*TASK REQUIREMENTS*
All of the entries need to be written out again, exactly as they are.

*MATERIAL PROVIDED*
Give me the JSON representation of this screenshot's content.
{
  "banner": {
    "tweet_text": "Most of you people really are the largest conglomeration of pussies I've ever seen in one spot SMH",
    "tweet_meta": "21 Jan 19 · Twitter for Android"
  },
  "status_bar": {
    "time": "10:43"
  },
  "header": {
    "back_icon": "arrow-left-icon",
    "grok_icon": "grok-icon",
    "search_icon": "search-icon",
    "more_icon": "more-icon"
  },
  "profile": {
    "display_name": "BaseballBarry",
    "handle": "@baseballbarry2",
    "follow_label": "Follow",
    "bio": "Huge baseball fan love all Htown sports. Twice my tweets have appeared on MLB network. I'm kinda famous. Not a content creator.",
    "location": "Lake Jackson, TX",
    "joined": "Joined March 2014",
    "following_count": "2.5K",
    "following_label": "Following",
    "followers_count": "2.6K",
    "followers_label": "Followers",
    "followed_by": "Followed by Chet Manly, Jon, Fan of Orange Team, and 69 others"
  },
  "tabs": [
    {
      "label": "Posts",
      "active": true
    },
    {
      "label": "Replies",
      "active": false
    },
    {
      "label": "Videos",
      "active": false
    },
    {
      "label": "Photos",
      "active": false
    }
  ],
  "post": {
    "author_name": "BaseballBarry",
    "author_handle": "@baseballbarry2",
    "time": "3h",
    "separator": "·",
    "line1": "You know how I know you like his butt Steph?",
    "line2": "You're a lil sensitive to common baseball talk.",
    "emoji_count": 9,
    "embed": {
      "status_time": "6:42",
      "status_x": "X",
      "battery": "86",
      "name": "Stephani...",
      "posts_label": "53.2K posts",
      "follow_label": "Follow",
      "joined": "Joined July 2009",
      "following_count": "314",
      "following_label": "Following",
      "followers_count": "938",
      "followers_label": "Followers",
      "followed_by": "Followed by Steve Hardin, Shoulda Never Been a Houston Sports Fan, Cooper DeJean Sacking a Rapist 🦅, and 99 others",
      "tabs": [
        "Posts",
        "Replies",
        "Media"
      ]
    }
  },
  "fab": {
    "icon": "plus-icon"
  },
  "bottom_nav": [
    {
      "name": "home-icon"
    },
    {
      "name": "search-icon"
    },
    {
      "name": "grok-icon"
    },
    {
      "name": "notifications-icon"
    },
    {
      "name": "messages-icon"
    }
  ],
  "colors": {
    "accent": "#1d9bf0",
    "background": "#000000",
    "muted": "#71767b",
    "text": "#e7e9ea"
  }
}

*FINAL ANSWER*
Give me the JSON representation of this screenshot's content.
{
  "banner": {
    "tweet_text": "Most of you people really are the largest conglomeration of pussies I've ever seen in one spot SMH",
    "tweet_meta": "21 Jan 19 · Twitter for Android"
  },
  "status_bar": {
    "time": "10:43"
  },
  "header": {
    "back_icon": "arrow-left-icon",
    "grok_icon": "grok-icon",
    "search_icon": "search-icon",
    "more_icon": "more-icon"
  },
  "profile": {
    "display_name": "BaseballBarry",
    "handle": "@baseballbarry2",
    "follow_label": "Follow",
    "bio": "Huge baseball fan love all Htown sports. Twice my tweets have appeared on MLB network. I'm kinda famous. Not a content creator.",
    "location": "Lake Jackson, TX",
    "joined": "Joined March 2014",
    "following_count": "2.5K",
    "following_label": "Following",
    "followers_count": "2.6K",
    "followers_label": "Followers",
    "followed_by": "Followed by Chet Manly, Jon, Fan of Orange Team, and 69 others"
  },
  "tabs": [
    {
      "label": "Posts",
      "active": true
    },
    {
      "label": "Replies",
      "active": false
    },
    {
      "label": "Videos",
      "active": false
    },
    {
      "label": "Photos",
      "active": false
    }
  ],
  "post": {
    "author_name": "BaseballBarry",
    "author_handle": "@baseballbarry2",
    "time": "3h",
    "separator": "·",
    "line1": "You know how I know you like his butt Steph?",
    "line2": "You're a lil sensitive to common baseball talk.",
    "emoji_count": 9,
    "embed": {
      "status_time": "6:42",
      "status_x": "X",
      "battery": "86",
      "name": "Stephani...",
      "posts_label": "53.2K posts",
      "follow_label": "Follow",
      "joined": "Joined July 2009",
      "following_count": "314",
      "following_label": "Following",
      "followers_count": "938",
      "followers_label": "Followers",
      "followed_by": "Followed by Steve Hardin, Shoulda Never Been a Houston Sports Fan, Cooper DeJean Sacking a Rapist 🦅, and 99 others",
      "tabs": [
        "Posts",
        "Replies",
        "Media"
      ]
    }
  },
  "fab": {
    "icon": "plus-icon"
  },
  "bottom_nav": [
    {
      "name": "home-icon"
    },
    {
      "name": "search-icon"
    },
    {
      "name": "grok-icon"
    },
    {
      "name": "notifications-icon"
    },
    {
      "name": "messages-icon"
    }
  ],
  "colors": {
    "accent": "#1d9bf0",
    "background": "#000000",
    "muted": "#71767b",
    "text": "#e7e9ea"
  }
}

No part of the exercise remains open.